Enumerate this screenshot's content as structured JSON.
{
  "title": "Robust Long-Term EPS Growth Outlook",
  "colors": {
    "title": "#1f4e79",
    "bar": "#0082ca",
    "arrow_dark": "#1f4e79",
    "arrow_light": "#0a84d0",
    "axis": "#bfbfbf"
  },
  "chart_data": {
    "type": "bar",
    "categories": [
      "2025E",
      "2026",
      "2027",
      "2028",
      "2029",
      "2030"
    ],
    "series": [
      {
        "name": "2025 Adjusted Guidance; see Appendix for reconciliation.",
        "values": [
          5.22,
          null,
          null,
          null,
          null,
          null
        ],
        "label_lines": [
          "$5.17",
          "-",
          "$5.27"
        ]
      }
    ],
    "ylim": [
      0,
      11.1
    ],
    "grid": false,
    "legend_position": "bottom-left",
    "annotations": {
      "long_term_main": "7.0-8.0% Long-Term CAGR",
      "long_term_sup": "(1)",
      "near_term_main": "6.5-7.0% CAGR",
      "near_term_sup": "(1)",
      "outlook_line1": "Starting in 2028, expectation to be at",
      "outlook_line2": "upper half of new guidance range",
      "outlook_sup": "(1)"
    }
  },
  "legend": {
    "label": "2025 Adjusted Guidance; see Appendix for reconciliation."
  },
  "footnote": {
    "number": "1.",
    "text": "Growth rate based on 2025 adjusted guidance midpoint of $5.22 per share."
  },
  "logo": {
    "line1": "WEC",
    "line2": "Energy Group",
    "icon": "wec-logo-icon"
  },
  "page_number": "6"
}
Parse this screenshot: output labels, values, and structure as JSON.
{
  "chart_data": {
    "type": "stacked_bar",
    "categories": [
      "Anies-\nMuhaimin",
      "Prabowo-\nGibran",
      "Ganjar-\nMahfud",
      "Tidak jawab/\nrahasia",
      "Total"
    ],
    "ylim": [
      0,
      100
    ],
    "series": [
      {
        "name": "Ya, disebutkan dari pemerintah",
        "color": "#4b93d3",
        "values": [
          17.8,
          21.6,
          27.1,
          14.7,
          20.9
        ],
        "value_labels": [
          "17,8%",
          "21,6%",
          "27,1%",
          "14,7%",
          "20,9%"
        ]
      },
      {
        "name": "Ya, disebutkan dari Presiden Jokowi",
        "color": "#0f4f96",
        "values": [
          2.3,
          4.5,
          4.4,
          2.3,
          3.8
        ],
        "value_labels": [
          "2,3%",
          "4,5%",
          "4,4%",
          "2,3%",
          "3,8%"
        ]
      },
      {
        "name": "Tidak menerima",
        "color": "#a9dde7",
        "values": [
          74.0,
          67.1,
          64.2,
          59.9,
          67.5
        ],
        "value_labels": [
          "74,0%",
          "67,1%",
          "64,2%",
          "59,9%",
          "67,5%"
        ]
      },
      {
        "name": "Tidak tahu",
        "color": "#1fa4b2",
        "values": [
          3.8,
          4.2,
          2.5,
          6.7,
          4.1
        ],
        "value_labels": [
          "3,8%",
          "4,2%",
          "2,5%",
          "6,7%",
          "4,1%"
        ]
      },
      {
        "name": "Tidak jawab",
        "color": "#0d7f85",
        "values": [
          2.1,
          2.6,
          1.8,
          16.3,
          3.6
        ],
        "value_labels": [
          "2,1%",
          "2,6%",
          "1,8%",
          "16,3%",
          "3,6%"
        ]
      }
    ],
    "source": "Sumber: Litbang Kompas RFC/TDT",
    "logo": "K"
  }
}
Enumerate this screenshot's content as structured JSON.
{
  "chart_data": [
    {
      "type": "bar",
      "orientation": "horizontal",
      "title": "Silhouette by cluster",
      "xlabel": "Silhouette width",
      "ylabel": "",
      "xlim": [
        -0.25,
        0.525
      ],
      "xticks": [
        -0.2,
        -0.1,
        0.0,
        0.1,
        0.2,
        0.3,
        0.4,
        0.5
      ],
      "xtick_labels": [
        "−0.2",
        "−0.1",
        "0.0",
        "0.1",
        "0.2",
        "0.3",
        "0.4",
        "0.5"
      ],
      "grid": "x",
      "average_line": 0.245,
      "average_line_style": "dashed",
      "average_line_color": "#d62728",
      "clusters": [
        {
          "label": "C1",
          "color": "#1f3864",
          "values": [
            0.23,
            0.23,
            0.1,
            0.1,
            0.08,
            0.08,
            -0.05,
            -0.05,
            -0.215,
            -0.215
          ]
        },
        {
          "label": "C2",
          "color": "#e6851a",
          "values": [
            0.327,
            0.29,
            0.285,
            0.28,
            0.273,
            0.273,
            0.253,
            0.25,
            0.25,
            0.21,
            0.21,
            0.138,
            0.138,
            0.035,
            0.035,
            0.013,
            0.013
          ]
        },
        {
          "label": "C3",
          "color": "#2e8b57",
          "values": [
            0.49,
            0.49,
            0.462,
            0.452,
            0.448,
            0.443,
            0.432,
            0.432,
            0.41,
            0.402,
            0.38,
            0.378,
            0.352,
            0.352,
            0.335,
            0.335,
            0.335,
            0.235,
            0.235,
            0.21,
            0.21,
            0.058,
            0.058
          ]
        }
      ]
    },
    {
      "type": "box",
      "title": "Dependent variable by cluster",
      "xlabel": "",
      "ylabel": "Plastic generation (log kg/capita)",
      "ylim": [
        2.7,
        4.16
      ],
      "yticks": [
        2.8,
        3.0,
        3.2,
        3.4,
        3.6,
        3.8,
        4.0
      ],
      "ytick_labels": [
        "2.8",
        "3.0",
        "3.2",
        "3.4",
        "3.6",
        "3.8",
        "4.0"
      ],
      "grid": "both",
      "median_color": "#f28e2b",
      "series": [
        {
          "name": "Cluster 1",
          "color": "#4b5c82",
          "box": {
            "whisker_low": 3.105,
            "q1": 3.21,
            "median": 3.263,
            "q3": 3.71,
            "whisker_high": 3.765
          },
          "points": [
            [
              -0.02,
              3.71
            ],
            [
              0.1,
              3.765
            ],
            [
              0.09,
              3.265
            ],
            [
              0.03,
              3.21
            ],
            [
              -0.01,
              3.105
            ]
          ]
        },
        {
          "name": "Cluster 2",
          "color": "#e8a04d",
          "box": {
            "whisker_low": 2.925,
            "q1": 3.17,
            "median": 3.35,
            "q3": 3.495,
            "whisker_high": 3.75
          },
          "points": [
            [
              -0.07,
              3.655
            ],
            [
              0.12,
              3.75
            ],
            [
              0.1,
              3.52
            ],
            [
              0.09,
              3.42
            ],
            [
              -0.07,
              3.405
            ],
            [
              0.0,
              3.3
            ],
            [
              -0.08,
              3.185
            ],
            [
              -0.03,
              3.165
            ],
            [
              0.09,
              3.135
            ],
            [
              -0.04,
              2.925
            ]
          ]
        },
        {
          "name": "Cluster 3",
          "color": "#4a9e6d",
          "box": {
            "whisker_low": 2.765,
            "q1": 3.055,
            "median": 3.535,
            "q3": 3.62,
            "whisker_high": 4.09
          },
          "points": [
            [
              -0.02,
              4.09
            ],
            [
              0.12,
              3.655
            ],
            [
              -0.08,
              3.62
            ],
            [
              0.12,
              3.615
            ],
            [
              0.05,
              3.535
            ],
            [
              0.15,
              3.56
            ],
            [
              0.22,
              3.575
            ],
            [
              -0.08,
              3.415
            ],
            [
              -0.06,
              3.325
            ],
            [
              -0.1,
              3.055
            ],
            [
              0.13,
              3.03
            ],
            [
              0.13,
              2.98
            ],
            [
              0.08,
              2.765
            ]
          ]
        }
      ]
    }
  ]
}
☆ ☆ ☆
» YOUR INSTRUCTIONS: Restate every entry word for word.

» TASK SOLUTION:
Enumerate this screenshot's content as structured JSON.
{
  "title": "Robust Long-Term EPS Growth Outlook",
  "colors": {
    "title": "#1f4e79",
    "bar": "#0082ca",
    "arrow_dark": "#1f4e79",
    "arrow_light": "#0a84d0",
    "axis": "#bfbfbf"
  },
  "chart_data": {
    "type": "bar",
    "categories": [
      "2025E",
      "2026",
      "2027",
      "2028",
      "2029",
      "2030"
    ],
    "series": [
      {
        "name": "2025 Adjusted Guidance; see Appendix for reconciliation.",
        "values": [
          5.22,
          null,
          null,
          null,
          null,
          null
        ],
        "label_lines": [
          "$5.17",
          "-",
          "$5.27"
        ]
      }
    ],
    "ylim": [
      0,
      11.1
    ],
    "grid": false,
    "legend_position": "bottom-left",
    "annotations": {
      "long_term_main": "7.0-8.0% Long-Term CAGR",
      "long_term_sup": "(1)",
      "near_term_main": "6.5-7.0% CAGR",
      "near_term_sup": "(1)",
      "outlook_line1": "Starting in 2028, expectation to be at",
      "outlook_line2": "upper half of new guidance range",
      "outlook_sup": "(1)"
    }
  },
  "legend": {
    "label": "2025 Adjusted Guidance; see Appendix for reconciliation."
  },
  "footnote": {
    "number": "1.",
    "text": "Growth rate based on 2025 adjusted guidance midpoint of $5.22 per share."
  },
  "logo": {
    "line1": "WEC",
    "line2": "Energy Group",
    "icon": "wec-logo-icon"
  },
  "page_number": "6"
}
Parse this screenshot: output labels, values, and structure as JSON.
{
  "chart_data": {
    "type": "stacked_bar",
    "categories": [
      "Anies-\nMuhaimin",
      "Prabowo-\nGibran",
      "Ganjar-\nMahfud",
      "Tidak jawab/\nrahasia",
      "Total"
    ],
    "ylim": [
      0,
      100
    ],
    "series": [
      {
        "name": "Ya, disebutkan dari pemerintah",
        "color": "#4b93d3",
        "values": [
          17.8,
          21.6,
          27.1,
          14.7,
          20.9
        ],
        "value_labels": [
          "17,8%",
          "21,6%",
          "27,1%",
          "14,7%",
          "20,9%"
        ]
      },
      {
        "name": "Ya, disebutkan dari Presiden Jokowi",
        "color": "#0f4f96",
        "values": [
          2.3,
          4.5,
          4.4,
          2.3,
          3.8
        ],
        "value_labels": [
          "2,3%",
          "4,5%",
          "4,4%",
          "2,3%",
          "3,8%"
        ]
      },
      {
        "name": "Tidak menerima",
        "color": "#a9dde7",
        "values": [
          74.0,
          67.1,
          64.2,
          59.9,
          67.5
        ],
        "value_labels": [
          "74,0%",
          "67,1%",
          "64,2%",
          "59,9%",
          "67,5%"
        ]
      },
      {
        "name": "Tidak tahu",
        "color": "#1fa4b2",
        "values": [
          3.8,
          4.2,
          2.5,
          6.7,
          4.1
        ],
        "value_labels": [
          "3,8%",
          "4,2%",
          "2,5%",
          "6,7%",
          "4,1%"
        ]
      },
      {
        "name": "Tidak jawab",
        "color": "#0d7f85",
        "values": [
          2.1,
          2.6,
          1.8,
          16.3,
          3.6
        ],
        "value_labels": [
          "2,1%",
          "2,6%",
          "1,8%",
          "16,3%",
          "3,6%"
        ]
      }
    ],
    "source": "Sumber: Litbang Kompas RFC/TDT",
    "logo": "K"
  }
}
Enumerate this screenshot's content as structured JSON.
{
  "chart_data": [
    {
      "type": "bar",
      "orientation": "horizontal",
      "title": "Silhouette by cluster",
      "xlabel": "Silhouette width",
      "ylabel": "",
      "xlim": [
        -0.25,
        0.525
      ],
      "xticks": [
        -0.2,
        -0.1,
        0.0,
        0.1,
        0.2,
        0.3,
        0.4,
        0.5
      ],
      "xtick_labels": [
        "−0.2",
        "−0.1",
        "0.0",
        "0.1",
        "0.2",
        "0.3",
        "0.4",
        "0.5"
      ],
      "grid": "x",
      "average_line": 0.245,
      "average_line_style": "dashed",
      "average_line_color": "#d62728",
      "clusters": [
        {
          "label": "C1",
          "color": "#1f3864",
          "values": [
            0.23,
            0.23,
            0.1,
            0.1,
            0.08,
            0.08,
            -0.05,
            -0.05,
            -0.215,
            -0.215
          ]
        },
        {
          "label": "C2",
          "color": "#e6851a",
          "values": [
            0.327,
            0.29,
            0.285,
            0.28,
            0.273,
            0.273,
            0.253,
            0.25,
            0.25,
            0.21,
            0.21,
            0.138,
            0.138,
            0.035,
            0.035,
            0.013,
            0.013
          ]
        },
        {
          "label": "C3",
          "color": "#2e8b57",
          "values": [
            0.49,
            0.49,
            0.462,
            0.452,
            0.448,
            0.443,
            0.432,
            0.432,
            0.41,
            0.402,
            0.38,
            0.378,
            0.352,
            0.352,
            0.335,
            0.335,
            0.335,
            0.235,
            0.235,
            0.21,
            0.21,
            0.058,
            0.058
          ]
        }
      ]
    },
    {
      "type": "box",
      "title": "Dependent variable by cluster",
      "xlabel": "",
      "ylabel": "Plastic generation (log kg/capita)",
      "ylim": [
        2.7,
        4.16
      ],
      "yticks": [
        2.8,
        3.0,
        3.2,
        3.4,
        3.6,
        3.8,
        4.0
      ],
      "ytick_labels": [
        "2.8",
        "3.0",
        "3.2",
        "3.4",
        "3.6",
        "3.8",
        "4.0"
      ],
      "grid": "both",
      "median_color": "#f28e2b",
      "series": [
        {
          "name": "Cluster 1",
          "color": "#4b5c82",
          "box": {
            "whisker_low": 3.105,
            "q1": 3.21,
            "median": 3.263,
            "q3": 3.71,
            "whisker_high": 3.765
          },
          "points": [
            [
              -0.02,
              3.71
            ],
            [
              0.1,
              3.765
            ],
            [
              0.09,
              3.265
            ],
            [
              0.03,
              3.21
            ],
            [
              -0.01,
              3.105
            ]
          ]
        },
        {
          "name": "Cluster 2",
          "color": "#e8a04d",
          "box": {
            "whisker_low": 2.925,
            "q1": 3.17,
            "median": 3.35,
            "q3": 3.495,
            "whisker_high": 3.75
          },
          "points": [
            [
              -0.07,
              3.655
            ],
            [
              0.12,
              3.75
            ],
            [
              0.1,
              3.52
            ],
            [
              0.09,
              3.42
            ],
            [
              -0.07,
              3.405
            ],
            [
              0.0,
              3.3
            ],
            [
              -0.08,
              3.185
            ],
            [
              -0.03,
              3.165
            ],
            [
              0.09,
              3.135
            ],
            [
              -0.04,
              2.925
            ]
          ]
        },
        {
          "name": "Cluster 3",
          "color": "#4a9e6d",
          "box": {
            "whisker_low": 2.765,
            "q1": 3.055,
            "median": 3.535,
            "q3": 3.62,
            "whisker_high": 4.09
          },
          "points": [
            [
              -0.02,
              4.09
            ],
            [
              0.12,
              3.655
            ],
            [
              -0.08,
              3.62
            ],
            [
              0.12,
              3.615
            ],
            [
              0.05,
              3.535
            ],
            [
              0.15,
              3.56
            ],
            [
              0.22,
              3.575
            ],
            [
              -0.08,
              3.415
            ],
            [
              -0.06,
              3.325
            ],
            [
              -0.1,
              3.055
            ],
            [
              0.13,
              3.03
            ],
            [
              0.13,
              2.98
            ],
            [
              0.08,
              2.765
            ]
          ]
        }
      ]
    }
  ]
}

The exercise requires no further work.